Problem description =
Reproduce the full listing as it stands. Images do not belong in the copy.

Given information =
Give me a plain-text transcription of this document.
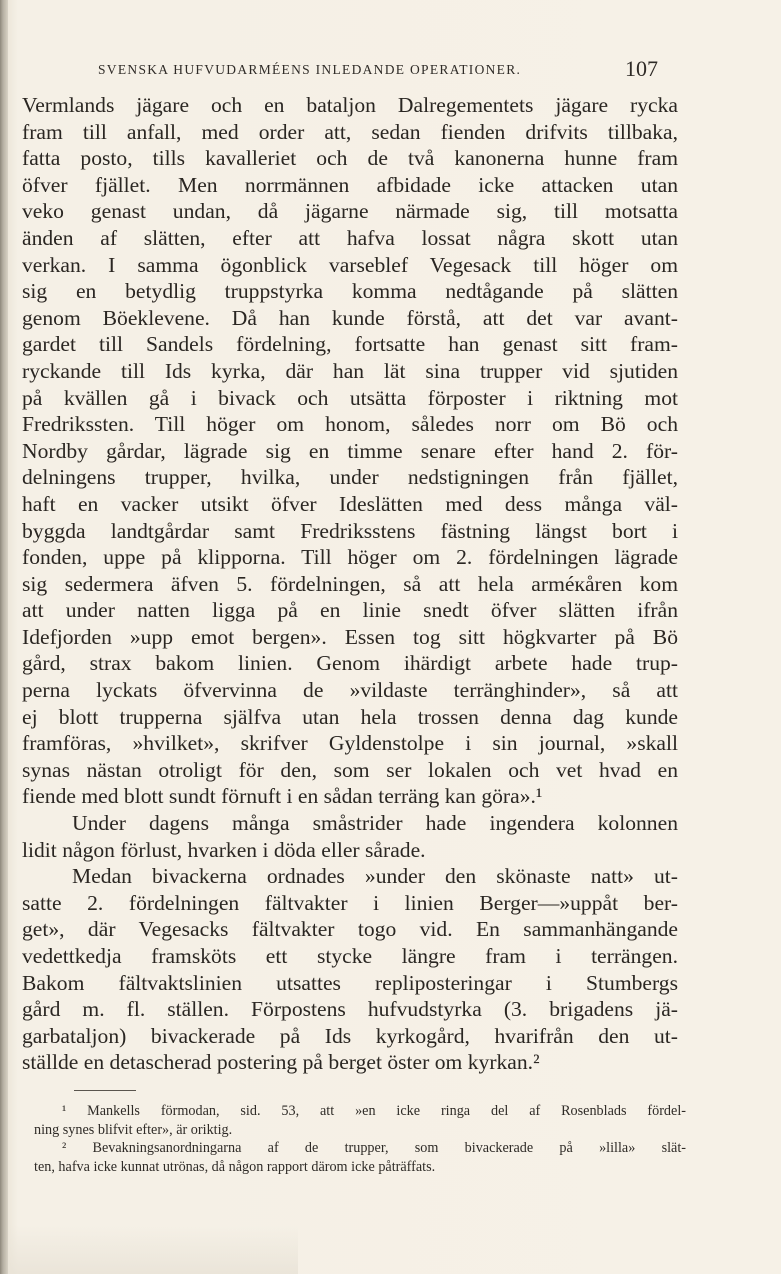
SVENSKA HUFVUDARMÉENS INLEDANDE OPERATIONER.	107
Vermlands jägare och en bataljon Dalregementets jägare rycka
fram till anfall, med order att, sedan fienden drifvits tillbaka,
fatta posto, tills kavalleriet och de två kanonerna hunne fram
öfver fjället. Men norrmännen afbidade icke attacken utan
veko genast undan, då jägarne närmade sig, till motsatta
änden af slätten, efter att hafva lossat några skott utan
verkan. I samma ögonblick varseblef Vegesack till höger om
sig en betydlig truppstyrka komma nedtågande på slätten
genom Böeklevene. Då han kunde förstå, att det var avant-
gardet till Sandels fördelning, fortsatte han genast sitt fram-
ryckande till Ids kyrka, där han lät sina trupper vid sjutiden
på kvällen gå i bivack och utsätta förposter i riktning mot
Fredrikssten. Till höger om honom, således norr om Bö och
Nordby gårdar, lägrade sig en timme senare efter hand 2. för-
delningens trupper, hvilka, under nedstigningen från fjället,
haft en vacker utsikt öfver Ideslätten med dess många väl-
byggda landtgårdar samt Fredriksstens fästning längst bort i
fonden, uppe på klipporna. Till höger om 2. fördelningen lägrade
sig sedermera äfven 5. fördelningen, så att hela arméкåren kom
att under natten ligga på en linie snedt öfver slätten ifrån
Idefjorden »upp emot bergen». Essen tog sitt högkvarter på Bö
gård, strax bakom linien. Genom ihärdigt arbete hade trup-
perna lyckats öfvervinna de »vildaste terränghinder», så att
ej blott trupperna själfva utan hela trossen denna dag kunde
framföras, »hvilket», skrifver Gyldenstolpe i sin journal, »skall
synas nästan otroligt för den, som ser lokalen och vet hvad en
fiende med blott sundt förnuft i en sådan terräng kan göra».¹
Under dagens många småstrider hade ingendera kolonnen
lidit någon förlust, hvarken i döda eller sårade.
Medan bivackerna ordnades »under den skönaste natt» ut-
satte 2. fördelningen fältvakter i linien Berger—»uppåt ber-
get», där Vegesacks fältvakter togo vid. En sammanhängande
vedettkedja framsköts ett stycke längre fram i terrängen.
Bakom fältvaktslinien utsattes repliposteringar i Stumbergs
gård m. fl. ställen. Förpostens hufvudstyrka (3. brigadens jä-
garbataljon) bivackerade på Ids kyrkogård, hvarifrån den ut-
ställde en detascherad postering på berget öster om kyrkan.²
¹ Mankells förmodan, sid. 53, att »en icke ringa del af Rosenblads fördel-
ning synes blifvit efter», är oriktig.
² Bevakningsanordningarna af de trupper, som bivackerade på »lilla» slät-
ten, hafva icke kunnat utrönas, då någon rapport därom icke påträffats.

Result of the task =
Give me a plain-text transcription of this document.
SVENSKA HUFVUDARMÉENS INLEDANDE OPERATIONER.	107
Vermlands jägare och en bataljon Dalregementets jägare rycka
fram till anfall, med order att, sedan fienden drifvits tillbaka,
fatta posto, tills kavalleriet och de två kanonerna hunne fram
öfver fjället. Men norrmännen afbidade icke attacken utan
veko genast undan, då jägarne närmade sig, till motsatta
änden af slätten, efter att hafva lossat några skott utan
verkan. I samma ögonblick varseblef Vegesack till höger om
sig en betydlig truppstyrka komma nedtågande på slätten
genom Böeklevene. Då han kunde förstå, att det var avant-
gardet till Sandels fördelning, fortsatte han genast sitt fram-
ryckande till Ids kyrka, där han lät sina trupper vid sjutiden
på kvällen gå i bivack och utsätta förposter i riktning mot
Fredrikssten. Till höger om honom, således norr om Bö och
Nordby gårdar, lägrade sig en timme senare efter hand 2. för-
delningens trupper, hvilka, under nedstigningen från fjället,
haft en vacker utsikt öfver Ideslätten med dess många väl-
byggda landtgårdar samt Fredriksstens fästning längst bort i
fonden, uppe på klipporna. Till höger om 2. fördelningen lägrade
sig sedermera äfven 5. fördelningen, så att hela arméкåren kom
att under natten ligga på en linie snedt öfver slätten ifrån
Idefjorden »upp emot bergen». Essen tog sitt högkvarter på Bö
gård, strax bakom linien. Genom ihärdigt arbete hade trup-
perna lyckats öfvervinna de »vildaste terränghinder», så att
ej blott trupperna själfva utan hela trossen denna dag kunde
framföras, »hvilket», skrifver Gyldenstolpe i sin journal, »skall
synas nästan otroligt för den, som ser lokalen och vet hvad en
fiende med blott sundt förnuft i en sådan terräng kan göra».¹
Under dagens många småstrider hade ingendera kolonnen
lidit någon förlust, hvarken i döda eller sårade.
Medan bivackerna ordnades »under den skönaste natt» ut-
satte 2. fördelningen fältvakter i linien Berger—»uppåt ber-
get», där Vegesacks fältvakter togo vid. En sammanhängande
vedettkedja framsköts ett stycke längre fram i terrängen.
Bakom fältvaktslinien utsattes repliposteringar i Stumbergs
gård m. fl. ställen. Förpostens hufvudstyrka (3. brigadens jä-
garbataljon) bivackerade på Ids kyrkogård, hvarifrån den ut-
ställde en detascherad postering på berget öster om kyrkan.²
¹ Mankells förmodan, sid. 53, att »en icke ringa del af Rosenblads fördel-
ning synes blifvit efter», är oriktig.
² Bevakningsanordningarna af de trupper, som bivackerade på »lilla» slät-
ten, hafva icke kunnat utrönas, då någon rapport därom icke påträffats.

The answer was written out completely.